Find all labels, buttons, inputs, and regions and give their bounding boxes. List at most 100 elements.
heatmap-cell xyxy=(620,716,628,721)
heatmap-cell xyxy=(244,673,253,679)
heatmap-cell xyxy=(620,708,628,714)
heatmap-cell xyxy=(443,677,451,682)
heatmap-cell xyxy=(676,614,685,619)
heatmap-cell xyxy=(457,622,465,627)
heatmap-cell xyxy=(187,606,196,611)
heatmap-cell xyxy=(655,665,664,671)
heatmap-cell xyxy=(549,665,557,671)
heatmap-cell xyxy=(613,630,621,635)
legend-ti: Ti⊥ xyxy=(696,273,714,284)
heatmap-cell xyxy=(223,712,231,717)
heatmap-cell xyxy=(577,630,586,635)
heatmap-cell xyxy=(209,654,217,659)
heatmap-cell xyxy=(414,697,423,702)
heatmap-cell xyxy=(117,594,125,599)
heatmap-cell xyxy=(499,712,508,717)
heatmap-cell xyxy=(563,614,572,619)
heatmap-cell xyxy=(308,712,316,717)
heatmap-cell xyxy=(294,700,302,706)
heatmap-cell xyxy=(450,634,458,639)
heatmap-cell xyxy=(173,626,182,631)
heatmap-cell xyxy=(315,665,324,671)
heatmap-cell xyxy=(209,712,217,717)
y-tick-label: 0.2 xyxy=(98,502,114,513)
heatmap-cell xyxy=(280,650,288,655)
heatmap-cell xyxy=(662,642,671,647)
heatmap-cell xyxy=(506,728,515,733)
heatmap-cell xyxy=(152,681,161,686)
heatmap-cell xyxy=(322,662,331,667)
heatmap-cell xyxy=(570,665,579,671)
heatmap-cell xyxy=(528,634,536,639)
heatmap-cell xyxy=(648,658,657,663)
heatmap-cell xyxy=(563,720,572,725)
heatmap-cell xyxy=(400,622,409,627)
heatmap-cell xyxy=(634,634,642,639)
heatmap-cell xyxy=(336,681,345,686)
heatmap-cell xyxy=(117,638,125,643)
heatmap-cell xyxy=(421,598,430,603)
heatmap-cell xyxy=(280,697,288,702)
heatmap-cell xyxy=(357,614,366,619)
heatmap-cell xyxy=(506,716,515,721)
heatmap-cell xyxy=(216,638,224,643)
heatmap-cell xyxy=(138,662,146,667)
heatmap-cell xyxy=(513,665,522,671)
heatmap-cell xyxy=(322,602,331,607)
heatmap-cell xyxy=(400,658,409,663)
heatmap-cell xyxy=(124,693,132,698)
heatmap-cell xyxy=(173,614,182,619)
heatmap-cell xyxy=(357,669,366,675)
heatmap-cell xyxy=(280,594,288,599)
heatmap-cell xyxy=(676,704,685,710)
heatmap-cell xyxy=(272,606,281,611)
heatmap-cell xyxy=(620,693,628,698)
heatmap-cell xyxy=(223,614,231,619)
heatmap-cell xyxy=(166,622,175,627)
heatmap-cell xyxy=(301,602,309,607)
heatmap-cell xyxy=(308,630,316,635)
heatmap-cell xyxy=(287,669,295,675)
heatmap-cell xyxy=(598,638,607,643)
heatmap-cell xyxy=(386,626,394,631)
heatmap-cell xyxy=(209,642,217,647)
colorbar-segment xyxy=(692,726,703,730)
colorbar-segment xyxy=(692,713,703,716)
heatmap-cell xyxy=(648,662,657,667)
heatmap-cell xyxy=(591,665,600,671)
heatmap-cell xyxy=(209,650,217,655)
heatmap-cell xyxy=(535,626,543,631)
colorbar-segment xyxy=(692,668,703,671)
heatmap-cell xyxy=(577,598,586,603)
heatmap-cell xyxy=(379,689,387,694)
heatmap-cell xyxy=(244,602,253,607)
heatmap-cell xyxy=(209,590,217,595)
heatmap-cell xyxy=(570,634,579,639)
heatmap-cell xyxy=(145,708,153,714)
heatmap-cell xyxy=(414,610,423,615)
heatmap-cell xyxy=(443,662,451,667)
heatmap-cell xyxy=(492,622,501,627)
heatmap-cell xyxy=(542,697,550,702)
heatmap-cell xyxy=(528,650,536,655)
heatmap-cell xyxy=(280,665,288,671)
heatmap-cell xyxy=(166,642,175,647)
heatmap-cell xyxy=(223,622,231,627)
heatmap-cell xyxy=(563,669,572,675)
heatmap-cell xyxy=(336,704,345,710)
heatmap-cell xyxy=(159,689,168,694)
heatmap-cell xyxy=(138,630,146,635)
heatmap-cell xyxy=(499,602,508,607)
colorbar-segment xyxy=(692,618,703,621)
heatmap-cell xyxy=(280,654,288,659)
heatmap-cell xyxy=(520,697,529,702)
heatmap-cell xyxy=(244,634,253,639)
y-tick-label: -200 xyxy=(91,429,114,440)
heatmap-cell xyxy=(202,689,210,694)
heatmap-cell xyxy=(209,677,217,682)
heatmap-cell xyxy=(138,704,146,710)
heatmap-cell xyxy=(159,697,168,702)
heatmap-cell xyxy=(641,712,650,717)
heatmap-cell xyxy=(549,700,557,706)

::::::::

PROBLEM REQUIREMENTS: Could you lay out every line of the entries above as a Markdown table with two columns, Row (the row number) and Line (the text of that line), leaving out any blank lines?

CORRECT RESULT:
| Row | Line |
|---|---|
| 1 | Find all labels, buttons, inputs, and regions and give their bounding boxes. List at most 100 elements. |
| 2 | heatmap-cell xyxy=(620,716,628,721) |
| 3 | heatmap-cell xyxy=(244,673,253,679) |
| 4 | heatmap-cell xyxy=(620,708,628,714) |
| 5 | heatmap-cell xyxy=(443,677,451,682) |
| 6 | heatmap-cell xyxy=(676,614,685,619) |
| 7 | heatmap-cell xyxy=(457,622,465,627) |
| 8 | heatmap-cell xyxy=(187,606,196,611) |
| 9 | heatmap-cell xyxy=(655,665,664,671) |
| 10 | heatmap-cell xyxy=(549,665,557,671) |
| 11 | heatmap-cell xyxy=(613,630,621,635) |
| 12 | legend-ti: Ti⊥ xyxy=(696,273,714,284) |
| 13 | heatmap-cell xyxy=(223,712,231,717) |
| 14 | heatmap-cell xyxy=(577,630,586,635) |
| 15 | heatmap-cell xyxy=(209,654,217,659) |
| 16 | heatmap-cell xyxy=(414,697,423,702) |
| 17 | heatmap-cell xyxy=(117,594,125,599) |
| 18 | heatmap-cell xyxy=(499,712,508,717) |
| 19 | heatmap-cell xyxy=(563,614,572,619) |
| 20 | heatmap-cell xyxy=(308,712,316,717) |
| 21 | heatmap-cell xyxy=(294,700,302,706) |
| 22 | heatmap-cell xyxy=(450,634,458,639) |
| 23 | heatmap-cell xyxy=(173,626,182,631) |
| 24 | heatmap-cell xyxy=(315,665,324,671) |
| 25 | heatmap-cell xyxy=(209,712,217,717) |
| 26 | y-tick-label: 0.2 xyxy=(98,502,114,513) |
| 27 | heatmap-cell xyxy=(280,650,288,655) |
| 28 | heatmap-cell xyxy=(662,642,671,647) |
| 29 | heatmap-cell xyxy=(506,728,515,733) |
| 30 | heatmap-cell xyxy=(152,681,161,686) |
| 31 | heatmap-cell xyxy=(322,662,331,667) |
| 32 | heatmap-cell xyxy=(570,665,579,671) |
| 33 | heatmap-cell xyxy=(528,634,536,639) |
| 34 | heatmap-cell xyxy=(648,658,657,663) |
| 35 | heatmap-cell xyxy=(563,720,572,725) |
| 36 | heatmap-cell xyxy=(400,622,409,627) |
| 37 | heatmap-cell xyxy=(634,634,642,639) |
| 38 | heatmap-cell xyxy=(336,681,345,686) |
| 39 | heatmap-cell xyxy=(117,638,125,643) |
| 40 | heatmap-cell xyxy=(421,598,430,603) |
| 41 | heatmap-cell xyxy=(280,697,288,702) |
| 42 | heatmap-cell xyxy=(357,614,366,619) |
| 43 | heatmap-cell xyxy=(506,716,515,721) |
| 44 | heatmap-cell xyxy=(216,638,224,643) |
| 45 | heatmap-cell xyxy=(138,662,146,667) |
| 46 | heatmap-cell xyxy=(513,665,522,671) |
| 47 | heatmap-cell xyxy=(322,602,331,607) |
| 48 | heatmap-cell xyxy=(400,658,409,663) |
| 49 | heatmap-cell xyxy=(124,693,132,698) |
| 50 | heatmap-cell xyxy=(173,614,182,619) |
| 51 | heatmap-cell xyxy=(357,669,366,675) |
| 52 | heatmap-cell xyxy=(280,594,288,599) |
| 53 | heatmap-cell xyxy=(676,704,685,710) |
| 54 | heatmap-cell xyxy=(272,606,281,611) |
| 55 | heatmap-cell xyxy=(620,693,628,698) |
| 56 | heatmap-cell xyxy=(223,614,231,619) |
| 57 | heatmap-cell xyxy=(166,622,175,627) |
| 58 | heatmap-cell xyxy=(301,602,309,607) |
| 59 | heatmap-cell xyxy=(308,630,316,635) |
| 60 | heatmap-cell xyxy=(287,669,295,675) |
| 61 | heatmap-cell xyxy=(598,638,607,643) |
| 62 | heatmap-cell xyxy=(386,626,394,631) |
| 63 | heatmap-cell xyxy=(209,642,217,647) |
| 64 | colorbar-segment xyxy=(692,726,703,730) |
| 65 | colorbar-segment xyxy=(692,713,703,716) |
| 66 | heatmap-cell xyxy=(648,662,657,667) |
| 67 | heatmap-cell xyxy=(591,665,600,671) |
| 68 | heatmap-cell xyxy=(209,650,217,655) |
| 69 | heatmap-cell xyxy=(535,626,543,631) |
| 70 | colorbar-segment xyxy=(692,668,703,671) |
| 71 | heatmap-cell xyxy=(577,598,586,603) |
| 72 | heatmap-cell xyxy=(379,689,387,694) |
| 73 | heatmap-cell xyxy=(244,602,253,607) |
| 74 | heatmap-cell xyxy=(209,590,217,595) |
| 75 | heatmap-cell xyxy=(570,634,579,639) |
| 76 | heatmap-cell xyxy=(145,708,153,714) |
| 77 | heatmap-cell xyxy=(414,610,423,615) |
| 78 | heatmap-cell xyxy=(443,662,451,667) |
| 79 | heatmap-cell xyxy=(492,622,501,627) |
| 80 | heatmap-cell xyxy=(542,697,550,702) |
| 81 | heatmap-cell xyxy=(528,650,536,655) |
| 82 | heatmap-cell xyxy=(280,665,288,671) |
| 83 | heatmap-cell xyxy=(166,642,175,647) |
| 84 | heatmap-cell xyxy=(223,622,231,627) |
| 85 | heatmap-cell xyxy=(563,669,572,675) |
| 86 | heatmap-cell xyxy=(336,704,345,710) |
| 87 | heatmap-cell xyxy=(159,689,168,694) |
| 88 | heatmap-cell xyxy=(138,630,146,635) |
| 89 | heatmap-cell xyxy=(499,602,508,607) |
| 90 | colorbar-segment xyxy=(692,618,703,621) |
| 91 | heatmap-cell xyxy=(280,654,288,659) |
| 92 | heatmap-cell xyxy=(520,697,529,702) |
| 93 | heatmap-cell xyxy=(244,634,253,639) |
| 94 | y-tick-label: -200 xyxy=(91,429,114,440) |
| 95 | heatmap-cell xyxy=(202,689,210,694) |
| 96 | heatmap-cell xyxy=(209,677,217,682) |
| 97 | heatmap-cell xyxy=(138,704,146,710) |
| 98 | heatmap-cell xyxy=(159,697,168,702) |
| 99 | heatmap-cell xyxy=(641,712,650,717) |
| 100 | heatmap-cell xyxy=(549,700,557,706) |